Stored data:
+ + + + +

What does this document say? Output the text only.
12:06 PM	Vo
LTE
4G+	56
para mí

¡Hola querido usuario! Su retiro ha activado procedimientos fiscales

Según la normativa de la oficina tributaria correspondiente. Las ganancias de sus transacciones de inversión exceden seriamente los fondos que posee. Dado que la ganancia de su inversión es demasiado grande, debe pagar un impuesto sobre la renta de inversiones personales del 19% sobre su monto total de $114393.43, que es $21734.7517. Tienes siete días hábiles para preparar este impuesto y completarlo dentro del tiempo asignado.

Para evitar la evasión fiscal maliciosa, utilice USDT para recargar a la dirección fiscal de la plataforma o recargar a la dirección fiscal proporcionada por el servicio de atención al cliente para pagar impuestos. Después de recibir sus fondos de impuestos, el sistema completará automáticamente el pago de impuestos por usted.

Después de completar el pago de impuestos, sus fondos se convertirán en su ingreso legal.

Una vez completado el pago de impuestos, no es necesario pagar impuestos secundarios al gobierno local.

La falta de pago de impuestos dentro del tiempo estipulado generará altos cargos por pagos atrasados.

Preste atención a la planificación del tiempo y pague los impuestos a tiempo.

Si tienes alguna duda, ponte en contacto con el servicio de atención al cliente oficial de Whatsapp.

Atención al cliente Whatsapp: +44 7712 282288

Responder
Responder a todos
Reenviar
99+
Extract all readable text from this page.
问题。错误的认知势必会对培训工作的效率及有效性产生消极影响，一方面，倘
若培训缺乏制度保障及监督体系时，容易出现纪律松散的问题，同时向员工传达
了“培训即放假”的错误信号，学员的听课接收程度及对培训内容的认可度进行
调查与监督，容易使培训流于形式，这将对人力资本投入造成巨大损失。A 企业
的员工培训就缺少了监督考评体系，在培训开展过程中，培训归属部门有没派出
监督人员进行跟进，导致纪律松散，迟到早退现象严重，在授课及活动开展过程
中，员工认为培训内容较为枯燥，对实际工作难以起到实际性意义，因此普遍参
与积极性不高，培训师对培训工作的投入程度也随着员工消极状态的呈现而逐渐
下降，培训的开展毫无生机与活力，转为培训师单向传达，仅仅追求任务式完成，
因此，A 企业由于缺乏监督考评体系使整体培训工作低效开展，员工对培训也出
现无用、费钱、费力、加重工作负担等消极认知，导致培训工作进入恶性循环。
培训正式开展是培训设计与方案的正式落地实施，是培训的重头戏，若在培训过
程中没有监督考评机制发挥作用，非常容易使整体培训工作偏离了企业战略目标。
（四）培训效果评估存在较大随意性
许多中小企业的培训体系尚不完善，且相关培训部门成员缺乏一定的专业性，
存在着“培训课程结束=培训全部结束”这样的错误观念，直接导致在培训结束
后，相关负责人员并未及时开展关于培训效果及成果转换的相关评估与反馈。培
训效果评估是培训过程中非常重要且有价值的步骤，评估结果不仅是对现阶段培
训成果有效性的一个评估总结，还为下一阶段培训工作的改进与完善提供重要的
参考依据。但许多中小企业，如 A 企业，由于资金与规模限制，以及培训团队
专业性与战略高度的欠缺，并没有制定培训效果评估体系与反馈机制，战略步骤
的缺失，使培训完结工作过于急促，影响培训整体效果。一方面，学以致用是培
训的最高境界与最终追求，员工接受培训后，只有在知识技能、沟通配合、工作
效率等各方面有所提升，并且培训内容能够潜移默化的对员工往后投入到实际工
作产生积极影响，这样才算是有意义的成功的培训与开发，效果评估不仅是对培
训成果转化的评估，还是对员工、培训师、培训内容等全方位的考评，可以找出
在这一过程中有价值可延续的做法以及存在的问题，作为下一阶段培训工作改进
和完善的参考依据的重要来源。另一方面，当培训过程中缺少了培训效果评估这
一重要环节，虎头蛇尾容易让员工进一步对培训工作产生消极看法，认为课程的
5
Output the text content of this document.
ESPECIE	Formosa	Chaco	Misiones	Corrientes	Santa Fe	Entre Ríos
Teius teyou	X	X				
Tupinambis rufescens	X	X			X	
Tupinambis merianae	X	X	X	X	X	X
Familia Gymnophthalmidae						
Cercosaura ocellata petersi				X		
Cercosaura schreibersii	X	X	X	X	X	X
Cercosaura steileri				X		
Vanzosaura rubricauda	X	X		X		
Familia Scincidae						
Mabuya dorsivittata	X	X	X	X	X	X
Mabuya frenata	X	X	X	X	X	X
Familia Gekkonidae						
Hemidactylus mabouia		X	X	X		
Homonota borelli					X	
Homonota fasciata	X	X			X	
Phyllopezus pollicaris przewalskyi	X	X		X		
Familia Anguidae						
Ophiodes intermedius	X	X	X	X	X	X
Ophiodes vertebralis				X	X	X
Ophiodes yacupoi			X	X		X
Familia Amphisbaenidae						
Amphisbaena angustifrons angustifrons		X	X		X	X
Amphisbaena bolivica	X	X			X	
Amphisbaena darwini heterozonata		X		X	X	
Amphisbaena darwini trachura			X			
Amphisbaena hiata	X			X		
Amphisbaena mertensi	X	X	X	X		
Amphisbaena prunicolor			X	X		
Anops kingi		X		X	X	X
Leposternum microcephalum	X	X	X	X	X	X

+ + + + +

WHAT IS REQUIRED:
In the entries above, find the line containing "Output the text content of this document.". Set down that line and every line after it through the last one, exactly and alone.

PROBLEM SOLUTION:
Output the text content of this document.
ESPECIE	Formosa	Chaco	Misiones	Corrientes	Santa Fe	Entre Ríos
Teius teyou	X	X				
Tupinambis rufescens	X	X			X	
Tupinambis merianae	X	X	X	X	X	X
Familia Gymnophthalmidae						
Cercosaura ocellata petersi				X		
Cercosaura schreibersii	X	X	X	X	X	X
Cercosaura steileri				X		
Vanzosaura rubricauda	X	X		X		
Familia Scincidae						
Mabuya dorsivittata	X	X	X	X	X	X
Mabuya frenata	X	X	X	X	X	X
Familia Gekkonidae						
Hemidactylus mabouia		X	X	X		
Homonota borelli					X	
Homonota fasciata	X	X			X	
Phyllopezus pollicaris przewalskyi	X	X		X		
Familia Anguidae						
Ophiodes intermedius	X	X	X	X	X	X
Ophiodes vertebralis				X	X	X
Ophiodes yacupoi			X	X		X
Familia Amphisbaenidae						
Amphisbaena angustifrons angustifrons		X	X		X	X
Amphisbaena bolivica	X	X			X	
Amphisbaena darwini heterozonata		X		X	X	
Amphisbaena darwini trachura			X			
Amphisbaena hiata	X			X		
Amphisbaena mertensi	X	X	X	X		
Amphisbaena prunicolor			X	X		
Anops kingi		X		X	X	X
Leposternum microcephalum	X	X	X	X	X	X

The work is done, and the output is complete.